
      Liebe Grüße,
      Monika und Petar

  2. Nicole von PASSENGER X
    | Antworten

    Ach auf sowas stehe ich ja: Rezepte, die ans Reisen erinnern. Hier in Argentinien, habe ich gerade Alfajores selbst gebacken und das werde ich daheim auf jeden Fall wiederholen, denn auch über die Geschmacksnerven kann man sich ja ein bissl Urlaubsfeeling mitnehmen:) Und der Plum Pudding klingt auf jeden Fall wirklich britisch und spannend.

    In diesem Sinne frohe Weihnachten euch:)
    Liebe Grüße
    Nicole

    • Monika & Petar Fuchs
      | Antworten

      Liebe Nicole,

      genauso geht es uns auch. Warum soll man regionale Gerichte nur an den Orten zubereiten, aus denen sie stammen? Ich mag es sehr gerne, mich in meiner Küche an Orte zu versetzen, die wir bereist haben. So holen wir uns viele Erinnerungen zurück.

      Auch Dir ein schönes Weihnachtsfest.

      Liebe Grüße,
      Monika

  3. Kathi
    | Antworten

    Ihr Lieben,

    vielen Dank für diesen großartigen Einblick in die Welt des Plum Puddings. Ich hatte tatsächlich keine Ahnung wie man ihn macht. An der Stelle ist das Rezept wirklich hilfreich. :)
    Vielleicht probiere ich es dieses Jahr einmal aus. ;)

★ ★ ★ ★ ★

ARBEITSAUFTRÄGE -
• a. Welches Gebäck hat Nicole laut den Kommentaren zum Plum Pudding in Argentinien selbst gebacken?
• b. Fasse in den Kommentaren zum Plum Pudding den Absatz, der mit „genauso geht es uns auch“ beginnt, als kurze Liste zusammen.
• c. Führe die Kommentare zum Plum Pudding nach dem letzten Satz weiter.

Daten zur Analyse des Seitenlayouts -
★ ★ ★ ★ ★

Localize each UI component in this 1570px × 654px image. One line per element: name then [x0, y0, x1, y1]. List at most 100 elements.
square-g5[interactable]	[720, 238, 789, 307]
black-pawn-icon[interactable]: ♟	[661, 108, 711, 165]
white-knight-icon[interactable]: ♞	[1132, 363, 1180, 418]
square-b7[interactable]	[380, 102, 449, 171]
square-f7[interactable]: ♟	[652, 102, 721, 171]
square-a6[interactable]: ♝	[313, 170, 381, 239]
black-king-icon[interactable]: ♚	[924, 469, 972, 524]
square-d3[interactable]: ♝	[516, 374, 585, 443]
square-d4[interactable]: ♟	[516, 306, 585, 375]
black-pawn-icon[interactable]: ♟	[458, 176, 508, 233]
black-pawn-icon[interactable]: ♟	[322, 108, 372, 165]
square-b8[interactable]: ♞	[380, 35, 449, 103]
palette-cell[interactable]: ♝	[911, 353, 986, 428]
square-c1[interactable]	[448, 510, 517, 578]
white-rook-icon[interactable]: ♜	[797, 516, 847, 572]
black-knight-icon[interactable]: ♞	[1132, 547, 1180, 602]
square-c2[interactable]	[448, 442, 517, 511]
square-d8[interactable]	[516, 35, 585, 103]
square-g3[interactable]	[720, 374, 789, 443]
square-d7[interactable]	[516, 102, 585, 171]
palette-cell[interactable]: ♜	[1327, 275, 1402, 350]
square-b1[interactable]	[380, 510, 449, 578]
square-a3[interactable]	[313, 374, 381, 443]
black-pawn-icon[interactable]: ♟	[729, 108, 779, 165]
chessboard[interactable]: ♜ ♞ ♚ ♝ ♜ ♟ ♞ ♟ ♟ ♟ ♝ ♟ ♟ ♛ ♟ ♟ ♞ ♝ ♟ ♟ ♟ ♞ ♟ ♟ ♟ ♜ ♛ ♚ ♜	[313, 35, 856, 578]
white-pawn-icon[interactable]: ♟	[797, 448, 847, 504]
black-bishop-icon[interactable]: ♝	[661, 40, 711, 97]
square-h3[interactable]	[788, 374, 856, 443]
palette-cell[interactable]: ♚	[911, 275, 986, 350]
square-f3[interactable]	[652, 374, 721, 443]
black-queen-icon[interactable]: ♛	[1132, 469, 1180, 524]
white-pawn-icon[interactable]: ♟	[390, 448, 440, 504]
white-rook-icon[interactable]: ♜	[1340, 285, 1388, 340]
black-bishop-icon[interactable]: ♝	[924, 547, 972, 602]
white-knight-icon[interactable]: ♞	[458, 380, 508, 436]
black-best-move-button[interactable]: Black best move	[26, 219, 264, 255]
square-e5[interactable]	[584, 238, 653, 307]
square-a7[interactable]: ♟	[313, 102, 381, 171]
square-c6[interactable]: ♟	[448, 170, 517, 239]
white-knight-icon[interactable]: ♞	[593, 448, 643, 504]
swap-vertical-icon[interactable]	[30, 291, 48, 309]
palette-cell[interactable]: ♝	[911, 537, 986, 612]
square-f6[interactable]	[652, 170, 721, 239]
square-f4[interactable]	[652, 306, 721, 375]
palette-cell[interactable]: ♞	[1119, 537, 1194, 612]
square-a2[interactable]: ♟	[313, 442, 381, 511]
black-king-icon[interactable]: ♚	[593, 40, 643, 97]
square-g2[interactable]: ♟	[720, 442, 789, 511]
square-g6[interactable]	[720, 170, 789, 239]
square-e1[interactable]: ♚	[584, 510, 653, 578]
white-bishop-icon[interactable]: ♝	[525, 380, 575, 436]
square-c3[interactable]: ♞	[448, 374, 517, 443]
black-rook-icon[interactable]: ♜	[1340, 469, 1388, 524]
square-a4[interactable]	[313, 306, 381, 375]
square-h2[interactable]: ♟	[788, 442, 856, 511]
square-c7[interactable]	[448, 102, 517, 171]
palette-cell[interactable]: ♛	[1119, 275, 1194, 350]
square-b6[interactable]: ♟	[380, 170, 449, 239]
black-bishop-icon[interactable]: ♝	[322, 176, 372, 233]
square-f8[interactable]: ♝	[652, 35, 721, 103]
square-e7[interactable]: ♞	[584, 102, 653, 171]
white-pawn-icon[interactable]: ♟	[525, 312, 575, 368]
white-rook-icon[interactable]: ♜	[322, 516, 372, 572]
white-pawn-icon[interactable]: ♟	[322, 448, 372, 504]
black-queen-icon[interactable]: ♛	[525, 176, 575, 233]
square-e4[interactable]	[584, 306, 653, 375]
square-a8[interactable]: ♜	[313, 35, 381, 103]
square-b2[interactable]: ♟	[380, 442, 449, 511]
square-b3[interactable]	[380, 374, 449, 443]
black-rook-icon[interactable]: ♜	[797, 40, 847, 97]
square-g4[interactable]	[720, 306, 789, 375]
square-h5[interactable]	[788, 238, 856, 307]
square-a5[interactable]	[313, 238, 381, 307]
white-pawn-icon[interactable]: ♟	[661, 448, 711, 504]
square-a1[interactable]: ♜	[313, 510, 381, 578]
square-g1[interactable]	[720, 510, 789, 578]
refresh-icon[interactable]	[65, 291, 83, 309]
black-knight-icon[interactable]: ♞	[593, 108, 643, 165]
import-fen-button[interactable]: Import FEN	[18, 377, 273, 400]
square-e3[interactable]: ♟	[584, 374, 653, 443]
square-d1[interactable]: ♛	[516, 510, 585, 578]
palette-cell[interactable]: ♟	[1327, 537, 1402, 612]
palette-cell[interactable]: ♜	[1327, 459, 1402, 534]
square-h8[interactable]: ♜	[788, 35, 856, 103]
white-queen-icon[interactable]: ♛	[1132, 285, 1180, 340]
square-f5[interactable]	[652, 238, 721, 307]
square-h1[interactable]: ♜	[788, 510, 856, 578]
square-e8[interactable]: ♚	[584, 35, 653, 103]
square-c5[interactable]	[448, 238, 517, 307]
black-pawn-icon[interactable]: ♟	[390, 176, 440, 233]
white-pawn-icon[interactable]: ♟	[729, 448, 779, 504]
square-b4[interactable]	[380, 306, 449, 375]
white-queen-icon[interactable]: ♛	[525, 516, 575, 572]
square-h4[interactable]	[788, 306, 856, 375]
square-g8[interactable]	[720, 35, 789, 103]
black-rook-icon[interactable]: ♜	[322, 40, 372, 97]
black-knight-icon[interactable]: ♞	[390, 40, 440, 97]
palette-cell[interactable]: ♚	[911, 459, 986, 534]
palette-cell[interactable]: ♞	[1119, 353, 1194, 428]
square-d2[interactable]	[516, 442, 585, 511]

★ ★ ★ ★ ★

LÖSUNGEN -
• a. Alfajores.

• b.
- Monika und Petar geht es genauso.
- Regionale Gerichte muss man nicht nur an ihren Herkunftsorten zubereiten.
- Monika versetzt sich in ihrer Küche gern an bereiste Orte.
- So holen sie sich viele Erinnerungen zurück.

• c.
    Viele liebe Grüße
    Kathi

    • Monika & Petar Fuchs
      | Antworten

      Liebe Kathi,

      lass uns wissen, wie es geschmeckt hat. Wir haben ihn nämlich selbst noch nicht gemacht. Vielleicht kommt der nächstes Jahr auf unsere weihnachtliche Speisekarte.

      Liebe Grüße und ein schönes Weihnachtsfest wünschen
      Monika und Petar

  4. Susanne
    | Antworten

    Bis zu dem Satz 8 Stunden Wasserbad dachte ich noch – den mache ich dieses Jahr. Aber ich glaube so viel Geduld fehlt mir. Dann kaufe ich lieber eine fertige Variante.
    Obwohl selbst gemacht oft viel besser schmeckt….
    Lieben Gruß Susanne

    • Monika & Petar Fuchs
      | Antworten

      Haha, Susanne. Ja, das kann ich gut verstehen. Einen Plum Pudding selber zu machen, erfordert offensichtlich Geduld. Aber es gibt ja auch die andere Alternative.

      Liebe Grüße,
      Monika

  5. Ricarda Christina Hollweg
    | Antworten

    Interessant, ich kannte diese Weihnachtstradition aus Großbritannien gar nicht. Es ist schon faszinierend, wie viele unterschiedliche Bräuche es in der verschiedenen Ländern gibt…Besonders gut gefällt mir, wie Ihr den historischen Hintergrund in der Tiefe erklärt. LG, Ricarda

    • Monika & Petar Fuchs
      | Antworten

      Liebe Ricarda,

      das freut mich, dass wir Dir etwas Neues über die Weihnachtstraditionen in Großbritannien erzählen konnten. Interessant fand ich dabei, wie weit diese bereits in die Geschichte zurückreichen.

      Liebe Grüße,
      Monika

  6. Barbara
    | Antworten

    Die meisten Engländer, die ich kenne, kaufen ihn. Und ich habe auch schon welchen geschenkt bekommen oder selbst gekauft. Die waren übrigens lecker!

    Selbst gebacken habe ich noch keinen, will das aber mal ausprobieren. Danke für das Rezept. Habt Ihr es schon probiert?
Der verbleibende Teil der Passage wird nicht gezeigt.